Records provided ▸
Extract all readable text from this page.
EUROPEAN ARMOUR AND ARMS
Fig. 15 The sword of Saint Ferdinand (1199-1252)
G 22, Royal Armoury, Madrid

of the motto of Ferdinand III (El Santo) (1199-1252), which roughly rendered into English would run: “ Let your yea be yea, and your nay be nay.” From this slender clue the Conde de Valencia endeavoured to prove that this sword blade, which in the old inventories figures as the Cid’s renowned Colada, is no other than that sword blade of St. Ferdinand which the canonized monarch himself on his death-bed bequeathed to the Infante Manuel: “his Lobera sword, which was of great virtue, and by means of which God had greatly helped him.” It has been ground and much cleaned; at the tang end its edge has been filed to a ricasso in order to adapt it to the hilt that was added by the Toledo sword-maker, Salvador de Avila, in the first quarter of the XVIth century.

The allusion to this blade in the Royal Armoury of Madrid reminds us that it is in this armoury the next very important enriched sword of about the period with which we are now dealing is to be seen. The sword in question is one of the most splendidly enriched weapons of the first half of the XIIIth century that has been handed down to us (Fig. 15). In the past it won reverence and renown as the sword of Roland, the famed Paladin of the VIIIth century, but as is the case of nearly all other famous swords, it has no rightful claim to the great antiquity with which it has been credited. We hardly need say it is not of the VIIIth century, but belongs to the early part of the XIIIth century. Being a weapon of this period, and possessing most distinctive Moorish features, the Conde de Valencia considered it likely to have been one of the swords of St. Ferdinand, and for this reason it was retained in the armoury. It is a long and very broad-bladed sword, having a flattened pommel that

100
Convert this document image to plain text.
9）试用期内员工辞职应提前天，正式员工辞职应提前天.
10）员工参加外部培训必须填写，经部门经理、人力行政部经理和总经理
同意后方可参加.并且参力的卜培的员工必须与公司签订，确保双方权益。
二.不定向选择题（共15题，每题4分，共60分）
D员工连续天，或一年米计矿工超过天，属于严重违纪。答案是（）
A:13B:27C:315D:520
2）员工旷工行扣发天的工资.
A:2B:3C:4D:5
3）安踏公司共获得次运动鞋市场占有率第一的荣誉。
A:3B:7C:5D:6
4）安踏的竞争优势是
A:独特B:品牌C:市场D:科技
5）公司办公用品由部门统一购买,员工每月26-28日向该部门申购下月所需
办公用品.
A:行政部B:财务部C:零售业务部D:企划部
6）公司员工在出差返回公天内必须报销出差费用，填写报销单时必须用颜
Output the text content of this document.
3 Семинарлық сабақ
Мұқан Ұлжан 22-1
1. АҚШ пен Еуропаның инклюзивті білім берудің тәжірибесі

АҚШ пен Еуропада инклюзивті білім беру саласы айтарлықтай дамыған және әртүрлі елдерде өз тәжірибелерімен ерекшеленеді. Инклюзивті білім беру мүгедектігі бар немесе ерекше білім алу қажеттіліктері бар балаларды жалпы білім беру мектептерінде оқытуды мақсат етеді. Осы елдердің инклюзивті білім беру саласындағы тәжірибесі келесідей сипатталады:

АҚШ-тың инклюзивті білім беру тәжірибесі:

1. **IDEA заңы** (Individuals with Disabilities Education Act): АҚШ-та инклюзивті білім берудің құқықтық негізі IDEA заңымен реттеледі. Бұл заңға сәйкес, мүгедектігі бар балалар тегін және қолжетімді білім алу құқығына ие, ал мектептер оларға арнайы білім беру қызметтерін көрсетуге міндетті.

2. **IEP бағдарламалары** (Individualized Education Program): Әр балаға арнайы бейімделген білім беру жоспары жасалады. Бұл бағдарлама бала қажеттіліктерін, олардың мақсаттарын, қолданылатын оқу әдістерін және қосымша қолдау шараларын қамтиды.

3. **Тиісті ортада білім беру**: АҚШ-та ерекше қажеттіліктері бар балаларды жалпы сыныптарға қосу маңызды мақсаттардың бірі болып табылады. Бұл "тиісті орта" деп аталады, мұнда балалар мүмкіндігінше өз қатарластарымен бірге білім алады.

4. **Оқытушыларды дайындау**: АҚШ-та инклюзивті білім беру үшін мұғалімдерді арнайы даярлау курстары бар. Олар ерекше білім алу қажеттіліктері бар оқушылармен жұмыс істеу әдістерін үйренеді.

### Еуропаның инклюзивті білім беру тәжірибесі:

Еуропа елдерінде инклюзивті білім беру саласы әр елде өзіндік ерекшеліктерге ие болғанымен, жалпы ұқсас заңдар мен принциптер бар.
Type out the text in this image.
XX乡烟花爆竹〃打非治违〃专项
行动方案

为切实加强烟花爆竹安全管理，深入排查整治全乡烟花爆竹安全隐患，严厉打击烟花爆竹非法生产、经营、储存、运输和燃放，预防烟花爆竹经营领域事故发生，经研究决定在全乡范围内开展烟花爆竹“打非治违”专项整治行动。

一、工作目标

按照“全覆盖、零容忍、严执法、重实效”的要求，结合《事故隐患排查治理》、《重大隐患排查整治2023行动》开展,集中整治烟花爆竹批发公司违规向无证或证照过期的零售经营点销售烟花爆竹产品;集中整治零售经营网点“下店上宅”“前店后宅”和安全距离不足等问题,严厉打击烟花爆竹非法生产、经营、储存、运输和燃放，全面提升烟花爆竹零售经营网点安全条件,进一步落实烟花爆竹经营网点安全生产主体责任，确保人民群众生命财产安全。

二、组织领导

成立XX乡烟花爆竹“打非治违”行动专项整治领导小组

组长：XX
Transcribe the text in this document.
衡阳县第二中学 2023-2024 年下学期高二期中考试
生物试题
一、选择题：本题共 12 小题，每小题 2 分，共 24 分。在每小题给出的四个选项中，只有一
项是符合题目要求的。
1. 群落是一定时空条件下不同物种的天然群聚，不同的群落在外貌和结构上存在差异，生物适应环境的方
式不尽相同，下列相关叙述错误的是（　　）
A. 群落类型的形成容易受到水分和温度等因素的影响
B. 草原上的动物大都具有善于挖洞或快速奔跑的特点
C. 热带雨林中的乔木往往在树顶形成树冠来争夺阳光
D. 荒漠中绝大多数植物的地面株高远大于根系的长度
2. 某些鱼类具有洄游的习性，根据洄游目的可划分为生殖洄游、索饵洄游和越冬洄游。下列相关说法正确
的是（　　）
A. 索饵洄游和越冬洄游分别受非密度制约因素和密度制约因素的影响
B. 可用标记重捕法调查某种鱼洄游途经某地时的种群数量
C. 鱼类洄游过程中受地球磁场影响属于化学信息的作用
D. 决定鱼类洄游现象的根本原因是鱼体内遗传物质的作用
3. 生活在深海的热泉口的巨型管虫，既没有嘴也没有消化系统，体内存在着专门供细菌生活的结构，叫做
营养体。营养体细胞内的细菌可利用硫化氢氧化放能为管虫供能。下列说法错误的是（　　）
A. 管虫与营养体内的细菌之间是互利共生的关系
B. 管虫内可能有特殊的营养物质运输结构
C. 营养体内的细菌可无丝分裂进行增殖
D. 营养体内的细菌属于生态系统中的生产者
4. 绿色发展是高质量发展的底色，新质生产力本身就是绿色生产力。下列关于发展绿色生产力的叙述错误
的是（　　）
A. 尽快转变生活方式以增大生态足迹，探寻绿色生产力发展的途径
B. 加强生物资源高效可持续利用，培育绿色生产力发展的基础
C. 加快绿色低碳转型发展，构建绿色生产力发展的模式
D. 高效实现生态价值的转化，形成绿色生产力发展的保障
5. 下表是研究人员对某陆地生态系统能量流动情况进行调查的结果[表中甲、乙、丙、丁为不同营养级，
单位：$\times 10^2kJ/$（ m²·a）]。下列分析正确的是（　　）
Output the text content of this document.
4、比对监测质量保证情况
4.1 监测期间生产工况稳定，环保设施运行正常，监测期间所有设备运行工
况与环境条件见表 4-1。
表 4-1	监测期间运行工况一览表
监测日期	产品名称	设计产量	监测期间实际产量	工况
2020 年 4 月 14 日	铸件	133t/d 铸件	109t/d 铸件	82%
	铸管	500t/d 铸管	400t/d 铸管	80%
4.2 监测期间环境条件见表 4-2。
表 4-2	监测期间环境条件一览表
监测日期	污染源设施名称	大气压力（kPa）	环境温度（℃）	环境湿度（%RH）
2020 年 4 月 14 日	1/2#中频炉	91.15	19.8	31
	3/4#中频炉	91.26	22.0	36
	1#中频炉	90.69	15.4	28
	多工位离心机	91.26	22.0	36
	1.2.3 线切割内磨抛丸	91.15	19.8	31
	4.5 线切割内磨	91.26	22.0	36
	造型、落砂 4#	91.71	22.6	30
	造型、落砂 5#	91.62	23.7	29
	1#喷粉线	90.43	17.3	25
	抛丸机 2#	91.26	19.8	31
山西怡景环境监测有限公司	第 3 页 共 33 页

Directions for this task ▸
Copy out each line of the listing that holds "严厉打击烟花爆竹非法生产".

Response to the task ▸
为切实加强烟花爆竹安全管理，深入排查整治全乡烟花爆竹安全隐患，严厉打击烟花爆竹非法生产、经营、储存、运输和燃放，预防烟花爆竹经营领域事故发生，经研究决定在全乡范围内开展烟花爆竹“打非治违”专项整治行动。
按照“全覆盖、零容忍、严执法、重实效”的要求，结合《事故隐患排查治理》、《重大隐患排查整治2023行动》开展,集中整治烟花爆竹批发公司违规向无证或证照过期的零售经营点销售烟花爆竹产品;集中整治零售经营网点“下店上宅”“前店后宅”和安全距离不足等问题,严厉打击烟花爆竹非法生产、经营、储存、运输和燃放，全面提升烟花爆竹零售经营网点安全条件,进一步落实烟花爆竹经营网点安全生产主体责任，确保人民群众生命财产安全。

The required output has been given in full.